*Aim of the exercise*
Look through the material below. Copy every line with the string "Administrative" in it.

::: Extracted information

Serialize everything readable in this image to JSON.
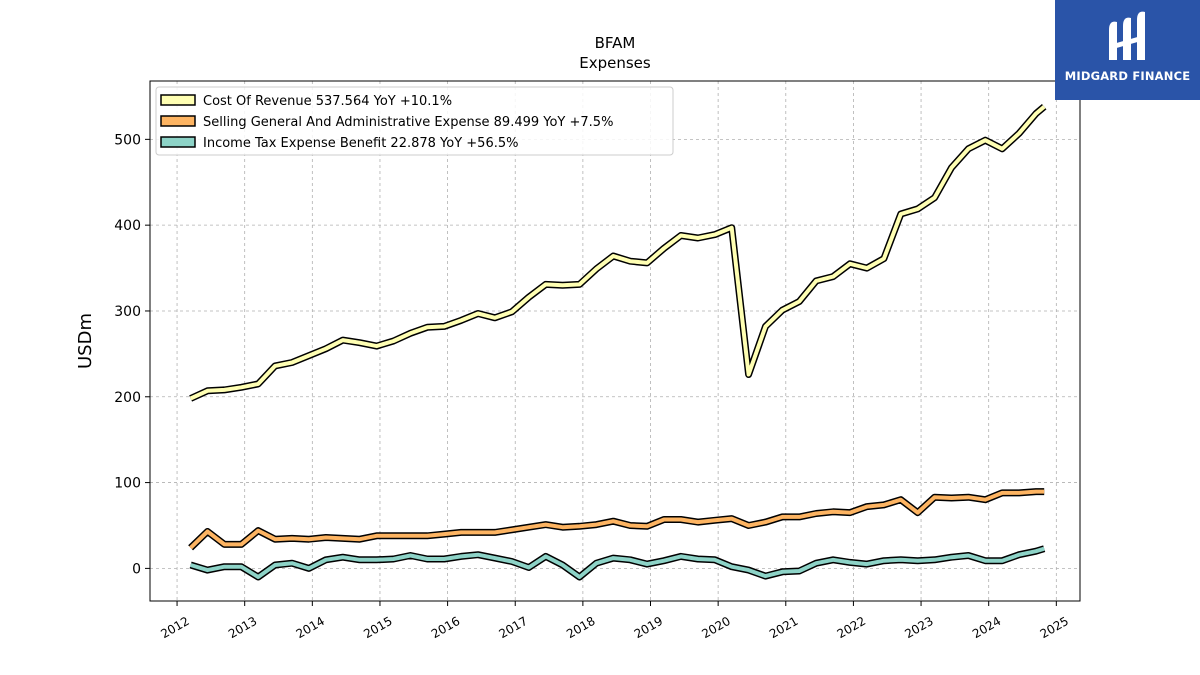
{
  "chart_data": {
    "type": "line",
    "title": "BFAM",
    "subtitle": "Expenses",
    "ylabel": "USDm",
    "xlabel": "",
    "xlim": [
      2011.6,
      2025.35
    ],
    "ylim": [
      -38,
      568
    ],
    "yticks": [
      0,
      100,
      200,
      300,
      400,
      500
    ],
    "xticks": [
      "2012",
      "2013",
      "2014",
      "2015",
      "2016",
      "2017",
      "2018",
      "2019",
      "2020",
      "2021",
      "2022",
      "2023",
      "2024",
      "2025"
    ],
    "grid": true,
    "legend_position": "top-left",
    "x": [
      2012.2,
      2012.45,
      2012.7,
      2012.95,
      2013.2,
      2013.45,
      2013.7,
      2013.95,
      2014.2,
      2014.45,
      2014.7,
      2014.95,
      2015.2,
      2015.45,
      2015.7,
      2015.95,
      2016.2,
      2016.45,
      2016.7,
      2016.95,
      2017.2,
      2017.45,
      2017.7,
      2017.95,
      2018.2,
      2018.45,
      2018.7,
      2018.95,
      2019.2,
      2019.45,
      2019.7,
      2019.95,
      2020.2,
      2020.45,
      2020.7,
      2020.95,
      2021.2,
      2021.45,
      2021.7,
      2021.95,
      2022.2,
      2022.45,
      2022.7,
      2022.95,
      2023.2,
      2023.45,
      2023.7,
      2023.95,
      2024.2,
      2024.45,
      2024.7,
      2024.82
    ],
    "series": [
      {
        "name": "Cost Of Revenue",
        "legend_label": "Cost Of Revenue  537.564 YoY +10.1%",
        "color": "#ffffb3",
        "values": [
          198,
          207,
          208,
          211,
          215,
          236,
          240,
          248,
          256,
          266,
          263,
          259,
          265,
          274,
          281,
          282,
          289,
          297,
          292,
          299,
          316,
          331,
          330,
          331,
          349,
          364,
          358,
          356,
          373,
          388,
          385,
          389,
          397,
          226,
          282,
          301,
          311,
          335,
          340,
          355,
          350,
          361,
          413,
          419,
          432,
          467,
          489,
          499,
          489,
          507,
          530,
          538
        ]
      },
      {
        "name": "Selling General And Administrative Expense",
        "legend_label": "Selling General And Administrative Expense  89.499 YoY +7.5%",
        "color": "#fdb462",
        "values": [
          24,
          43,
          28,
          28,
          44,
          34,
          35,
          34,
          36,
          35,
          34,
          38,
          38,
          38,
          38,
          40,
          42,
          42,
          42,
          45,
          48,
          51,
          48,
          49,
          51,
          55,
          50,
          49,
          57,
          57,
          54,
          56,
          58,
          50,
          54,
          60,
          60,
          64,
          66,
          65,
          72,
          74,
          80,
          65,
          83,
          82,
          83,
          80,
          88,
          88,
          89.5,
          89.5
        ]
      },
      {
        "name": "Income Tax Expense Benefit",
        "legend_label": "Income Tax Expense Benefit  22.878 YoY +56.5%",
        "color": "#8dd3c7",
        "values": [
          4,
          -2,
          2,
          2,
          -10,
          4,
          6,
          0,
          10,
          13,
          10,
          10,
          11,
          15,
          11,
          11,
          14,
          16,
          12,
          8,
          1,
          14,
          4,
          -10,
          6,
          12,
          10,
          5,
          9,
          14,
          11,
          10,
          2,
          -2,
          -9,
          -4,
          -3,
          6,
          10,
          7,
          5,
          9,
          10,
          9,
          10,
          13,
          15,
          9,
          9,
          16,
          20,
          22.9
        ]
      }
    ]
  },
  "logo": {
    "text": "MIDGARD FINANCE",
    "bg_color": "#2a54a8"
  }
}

::::::
::: Extracted information

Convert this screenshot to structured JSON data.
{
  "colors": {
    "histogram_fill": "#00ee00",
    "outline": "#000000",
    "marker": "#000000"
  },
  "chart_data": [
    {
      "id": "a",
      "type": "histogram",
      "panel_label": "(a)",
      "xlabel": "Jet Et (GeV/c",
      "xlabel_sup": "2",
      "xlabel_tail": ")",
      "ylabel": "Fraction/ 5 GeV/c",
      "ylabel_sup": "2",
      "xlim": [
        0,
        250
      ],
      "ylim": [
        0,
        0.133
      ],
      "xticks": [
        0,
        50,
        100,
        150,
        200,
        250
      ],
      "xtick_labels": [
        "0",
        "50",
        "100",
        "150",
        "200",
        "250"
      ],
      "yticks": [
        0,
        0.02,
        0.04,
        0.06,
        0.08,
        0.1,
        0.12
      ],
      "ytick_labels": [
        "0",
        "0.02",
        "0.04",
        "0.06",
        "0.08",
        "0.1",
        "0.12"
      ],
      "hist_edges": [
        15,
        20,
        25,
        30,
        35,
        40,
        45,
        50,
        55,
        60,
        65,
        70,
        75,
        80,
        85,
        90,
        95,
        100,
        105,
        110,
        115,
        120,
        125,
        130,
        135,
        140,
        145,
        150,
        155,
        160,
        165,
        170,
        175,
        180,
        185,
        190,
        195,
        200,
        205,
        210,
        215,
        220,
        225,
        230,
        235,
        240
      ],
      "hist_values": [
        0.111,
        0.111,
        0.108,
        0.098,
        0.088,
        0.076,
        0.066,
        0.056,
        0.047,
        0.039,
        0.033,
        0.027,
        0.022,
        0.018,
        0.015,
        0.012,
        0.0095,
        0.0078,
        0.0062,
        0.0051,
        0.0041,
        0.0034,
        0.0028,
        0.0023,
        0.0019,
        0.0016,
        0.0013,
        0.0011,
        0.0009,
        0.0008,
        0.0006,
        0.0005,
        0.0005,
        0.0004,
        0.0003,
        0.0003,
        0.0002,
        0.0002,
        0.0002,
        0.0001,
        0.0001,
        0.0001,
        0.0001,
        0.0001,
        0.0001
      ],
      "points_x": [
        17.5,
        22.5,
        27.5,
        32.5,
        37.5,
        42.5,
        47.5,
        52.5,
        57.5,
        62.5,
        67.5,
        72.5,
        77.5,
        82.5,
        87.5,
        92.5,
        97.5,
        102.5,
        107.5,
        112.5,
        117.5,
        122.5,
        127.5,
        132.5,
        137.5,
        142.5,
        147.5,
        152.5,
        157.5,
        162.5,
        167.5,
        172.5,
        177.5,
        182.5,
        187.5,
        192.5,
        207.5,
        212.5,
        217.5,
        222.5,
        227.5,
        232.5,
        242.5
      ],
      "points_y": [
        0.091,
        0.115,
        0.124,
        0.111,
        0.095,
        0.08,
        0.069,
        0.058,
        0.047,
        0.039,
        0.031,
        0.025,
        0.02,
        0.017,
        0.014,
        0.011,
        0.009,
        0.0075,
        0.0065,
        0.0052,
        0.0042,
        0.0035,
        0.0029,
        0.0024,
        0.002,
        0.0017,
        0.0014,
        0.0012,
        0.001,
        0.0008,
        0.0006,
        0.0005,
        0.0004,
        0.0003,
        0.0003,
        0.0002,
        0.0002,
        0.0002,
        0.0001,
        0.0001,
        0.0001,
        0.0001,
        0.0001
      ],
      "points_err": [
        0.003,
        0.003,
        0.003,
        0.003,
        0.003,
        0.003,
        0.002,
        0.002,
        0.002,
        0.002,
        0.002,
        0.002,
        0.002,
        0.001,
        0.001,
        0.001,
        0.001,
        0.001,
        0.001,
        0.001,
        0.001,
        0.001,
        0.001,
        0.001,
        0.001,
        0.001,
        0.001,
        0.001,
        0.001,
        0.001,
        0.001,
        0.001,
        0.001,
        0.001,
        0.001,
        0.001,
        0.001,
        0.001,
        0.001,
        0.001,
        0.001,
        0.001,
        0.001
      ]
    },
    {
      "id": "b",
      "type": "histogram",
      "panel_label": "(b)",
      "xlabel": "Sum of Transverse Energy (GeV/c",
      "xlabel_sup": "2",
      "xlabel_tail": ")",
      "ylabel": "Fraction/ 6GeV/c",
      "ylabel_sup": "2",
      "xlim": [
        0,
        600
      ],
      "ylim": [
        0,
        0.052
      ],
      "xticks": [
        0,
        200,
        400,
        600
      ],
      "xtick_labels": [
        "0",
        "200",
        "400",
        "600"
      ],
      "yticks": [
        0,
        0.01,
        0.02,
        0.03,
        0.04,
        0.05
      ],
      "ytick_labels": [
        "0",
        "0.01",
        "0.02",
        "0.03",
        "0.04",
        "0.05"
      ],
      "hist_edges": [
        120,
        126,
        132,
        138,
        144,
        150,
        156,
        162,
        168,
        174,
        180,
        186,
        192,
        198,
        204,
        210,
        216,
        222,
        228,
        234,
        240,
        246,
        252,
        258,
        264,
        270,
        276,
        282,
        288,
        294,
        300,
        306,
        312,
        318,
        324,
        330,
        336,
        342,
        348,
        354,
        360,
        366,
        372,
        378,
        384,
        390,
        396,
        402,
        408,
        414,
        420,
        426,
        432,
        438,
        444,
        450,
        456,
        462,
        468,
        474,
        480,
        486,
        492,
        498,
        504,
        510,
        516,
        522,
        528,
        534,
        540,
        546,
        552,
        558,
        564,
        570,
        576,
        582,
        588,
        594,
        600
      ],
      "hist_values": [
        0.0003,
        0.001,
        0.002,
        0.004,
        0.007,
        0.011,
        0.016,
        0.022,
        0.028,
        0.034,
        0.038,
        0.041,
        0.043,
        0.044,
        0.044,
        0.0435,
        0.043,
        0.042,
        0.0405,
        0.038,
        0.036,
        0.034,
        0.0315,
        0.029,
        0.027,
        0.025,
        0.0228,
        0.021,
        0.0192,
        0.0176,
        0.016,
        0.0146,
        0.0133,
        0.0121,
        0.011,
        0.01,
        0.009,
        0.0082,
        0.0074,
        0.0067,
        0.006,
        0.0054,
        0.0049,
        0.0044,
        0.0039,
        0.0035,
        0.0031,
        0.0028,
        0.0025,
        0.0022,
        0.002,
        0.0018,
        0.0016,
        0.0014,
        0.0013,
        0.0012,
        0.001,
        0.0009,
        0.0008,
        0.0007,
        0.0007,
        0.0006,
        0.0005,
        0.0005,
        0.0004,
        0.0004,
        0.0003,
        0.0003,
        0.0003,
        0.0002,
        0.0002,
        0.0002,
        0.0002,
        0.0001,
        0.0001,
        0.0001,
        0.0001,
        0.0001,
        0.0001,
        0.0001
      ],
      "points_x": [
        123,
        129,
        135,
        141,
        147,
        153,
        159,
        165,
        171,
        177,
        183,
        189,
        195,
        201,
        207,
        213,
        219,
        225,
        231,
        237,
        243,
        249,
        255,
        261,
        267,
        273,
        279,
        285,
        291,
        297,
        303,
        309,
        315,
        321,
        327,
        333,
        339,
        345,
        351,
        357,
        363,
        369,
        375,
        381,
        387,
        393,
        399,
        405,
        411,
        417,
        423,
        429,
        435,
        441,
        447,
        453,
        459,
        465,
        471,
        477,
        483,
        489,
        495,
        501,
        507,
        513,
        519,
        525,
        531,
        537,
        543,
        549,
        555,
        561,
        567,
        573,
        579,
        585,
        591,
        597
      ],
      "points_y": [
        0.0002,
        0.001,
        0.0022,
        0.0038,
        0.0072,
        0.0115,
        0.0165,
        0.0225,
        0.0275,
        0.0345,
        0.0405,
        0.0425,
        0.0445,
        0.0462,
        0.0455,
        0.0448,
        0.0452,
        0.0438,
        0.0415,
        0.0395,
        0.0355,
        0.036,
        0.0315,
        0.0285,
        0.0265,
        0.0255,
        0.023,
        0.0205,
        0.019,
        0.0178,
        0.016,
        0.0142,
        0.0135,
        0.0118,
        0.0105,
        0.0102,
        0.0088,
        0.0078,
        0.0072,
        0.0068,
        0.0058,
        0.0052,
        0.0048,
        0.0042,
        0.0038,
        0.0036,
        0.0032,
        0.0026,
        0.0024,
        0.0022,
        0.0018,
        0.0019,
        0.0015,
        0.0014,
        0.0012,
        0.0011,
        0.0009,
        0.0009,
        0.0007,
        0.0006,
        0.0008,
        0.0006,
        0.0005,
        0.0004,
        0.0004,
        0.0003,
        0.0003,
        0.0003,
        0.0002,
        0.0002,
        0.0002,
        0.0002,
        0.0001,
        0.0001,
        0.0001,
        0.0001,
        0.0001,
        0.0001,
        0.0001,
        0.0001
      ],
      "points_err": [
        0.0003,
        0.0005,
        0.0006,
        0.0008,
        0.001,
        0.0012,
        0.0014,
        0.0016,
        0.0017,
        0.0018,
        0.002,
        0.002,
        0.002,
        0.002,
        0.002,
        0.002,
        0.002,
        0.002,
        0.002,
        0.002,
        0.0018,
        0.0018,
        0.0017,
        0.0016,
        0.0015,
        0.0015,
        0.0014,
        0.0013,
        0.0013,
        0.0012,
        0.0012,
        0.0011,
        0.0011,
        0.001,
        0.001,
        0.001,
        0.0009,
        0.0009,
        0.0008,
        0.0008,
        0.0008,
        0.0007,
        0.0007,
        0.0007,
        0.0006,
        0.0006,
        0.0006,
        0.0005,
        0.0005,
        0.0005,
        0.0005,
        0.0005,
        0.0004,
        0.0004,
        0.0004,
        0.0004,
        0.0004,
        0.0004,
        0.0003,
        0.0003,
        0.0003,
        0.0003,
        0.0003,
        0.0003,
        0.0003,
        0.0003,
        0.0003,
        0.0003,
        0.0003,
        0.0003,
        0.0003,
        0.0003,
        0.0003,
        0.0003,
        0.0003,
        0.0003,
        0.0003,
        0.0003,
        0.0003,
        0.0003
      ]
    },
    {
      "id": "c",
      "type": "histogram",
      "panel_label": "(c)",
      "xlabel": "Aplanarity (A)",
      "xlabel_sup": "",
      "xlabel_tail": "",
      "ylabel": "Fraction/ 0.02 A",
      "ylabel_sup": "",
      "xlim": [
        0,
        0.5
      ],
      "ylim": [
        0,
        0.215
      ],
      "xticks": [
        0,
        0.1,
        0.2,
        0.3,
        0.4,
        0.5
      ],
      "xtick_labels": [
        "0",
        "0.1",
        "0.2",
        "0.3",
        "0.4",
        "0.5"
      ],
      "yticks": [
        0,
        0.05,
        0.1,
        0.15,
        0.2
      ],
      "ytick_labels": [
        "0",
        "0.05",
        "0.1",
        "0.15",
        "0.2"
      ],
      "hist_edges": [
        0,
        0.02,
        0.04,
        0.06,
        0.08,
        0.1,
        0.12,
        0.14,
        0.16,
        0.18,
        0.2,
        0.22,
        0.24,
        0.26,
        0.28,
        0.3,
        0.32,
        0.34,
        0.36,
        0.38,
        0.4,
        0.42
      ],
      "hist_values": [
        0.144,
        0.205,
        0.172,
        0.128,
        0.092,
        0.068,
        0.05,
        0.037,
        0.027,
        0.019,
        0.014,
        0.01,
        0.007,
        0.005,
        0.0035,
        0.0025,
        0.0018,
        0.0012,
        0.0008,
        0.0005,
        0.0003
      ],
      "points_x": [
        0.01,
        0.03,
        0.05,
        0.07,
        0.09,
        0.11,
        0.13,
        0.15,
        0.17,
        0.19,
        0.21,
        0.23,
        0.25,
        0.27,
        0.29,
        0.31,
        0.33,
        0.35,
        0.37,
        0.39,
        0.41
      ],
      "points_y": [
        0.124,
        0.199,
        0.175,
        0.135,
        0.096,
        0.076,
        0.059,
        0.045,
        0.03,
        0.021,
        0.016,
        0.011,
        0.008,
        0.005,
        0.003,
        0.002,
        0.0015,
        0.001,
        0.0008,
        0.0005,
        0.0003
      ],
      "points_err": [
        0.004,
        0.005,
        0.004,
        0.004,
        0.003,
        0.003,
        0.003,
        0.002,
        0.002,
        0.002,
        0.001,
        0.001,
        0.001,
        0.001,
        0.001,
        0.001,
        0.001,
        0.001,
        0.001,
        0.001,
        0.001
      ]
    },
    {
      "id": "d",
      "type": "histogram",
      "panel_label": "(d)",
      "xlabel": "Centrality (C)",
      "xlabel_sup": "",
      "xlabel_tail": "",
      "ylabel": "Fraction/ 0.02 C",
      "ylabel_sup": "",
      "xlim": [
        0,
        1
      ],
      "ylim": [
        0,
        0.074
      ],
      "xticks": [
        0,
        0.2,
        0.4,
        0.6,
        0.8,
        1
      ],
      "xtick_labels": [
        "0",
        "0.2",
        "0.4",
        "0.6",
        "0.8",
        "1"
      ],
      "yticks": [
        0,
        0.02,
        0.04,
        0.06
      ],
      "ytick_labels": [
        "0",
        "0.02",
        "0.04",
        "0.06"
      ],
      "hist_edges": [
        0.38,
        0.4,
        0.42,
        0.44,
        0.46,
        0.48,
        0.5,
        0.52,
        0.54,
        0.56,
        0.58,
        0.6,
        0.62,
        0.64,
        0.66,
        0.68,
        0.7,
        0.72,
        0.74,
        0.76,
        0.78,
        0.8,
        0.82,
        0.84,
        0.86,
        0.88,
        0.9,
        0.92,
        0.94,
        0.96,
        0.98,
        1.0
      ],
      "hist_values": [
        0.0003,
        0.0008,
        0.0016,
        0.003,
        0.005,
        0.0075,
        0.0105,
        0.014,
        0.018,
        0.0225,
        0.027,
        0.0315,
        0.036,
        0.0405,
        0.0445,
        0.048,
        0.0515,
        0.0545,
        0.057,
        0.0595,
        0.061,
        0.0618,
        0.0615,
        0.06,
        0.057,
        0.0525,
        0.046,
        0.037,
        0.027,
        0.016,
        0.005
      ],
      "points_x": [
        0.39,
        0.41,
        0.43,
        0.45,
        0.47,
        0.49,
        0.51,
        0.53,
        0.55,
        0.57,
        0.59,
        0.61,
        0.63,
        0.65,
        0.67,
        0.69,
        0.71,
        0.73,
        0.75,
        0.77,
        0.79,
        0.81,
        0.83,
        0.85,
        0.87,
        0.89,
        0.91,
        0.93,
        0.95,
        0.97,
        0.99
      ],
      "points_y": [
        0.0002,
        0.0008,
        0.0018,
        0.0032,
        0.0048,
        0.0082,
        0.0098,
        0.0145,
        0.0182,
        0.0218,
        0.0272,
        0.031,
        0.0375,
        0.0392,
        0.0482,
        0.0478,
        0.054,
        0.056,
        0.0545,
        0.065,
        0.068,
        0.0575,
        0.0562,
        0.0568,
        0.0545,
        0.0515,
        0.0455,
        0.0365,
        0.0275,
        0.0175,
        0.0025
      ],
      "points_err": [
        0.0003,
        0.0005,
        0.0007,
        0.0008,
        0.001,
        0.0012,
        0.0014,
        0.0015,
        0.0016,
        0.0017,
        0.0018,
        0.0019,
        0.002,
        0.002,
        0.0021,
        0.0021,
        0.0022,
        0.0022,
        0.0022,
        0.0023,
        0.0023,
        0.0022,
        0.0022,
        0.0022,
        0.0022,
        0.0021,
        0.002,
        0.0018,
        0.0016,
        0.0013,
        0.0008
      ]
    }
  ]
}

::::::

*Solution for this task*
        "name": "Selling General And Administrative Expense",
        "legend_label": "Selling General And Administrative Expense  89.499 YoY +7.5%",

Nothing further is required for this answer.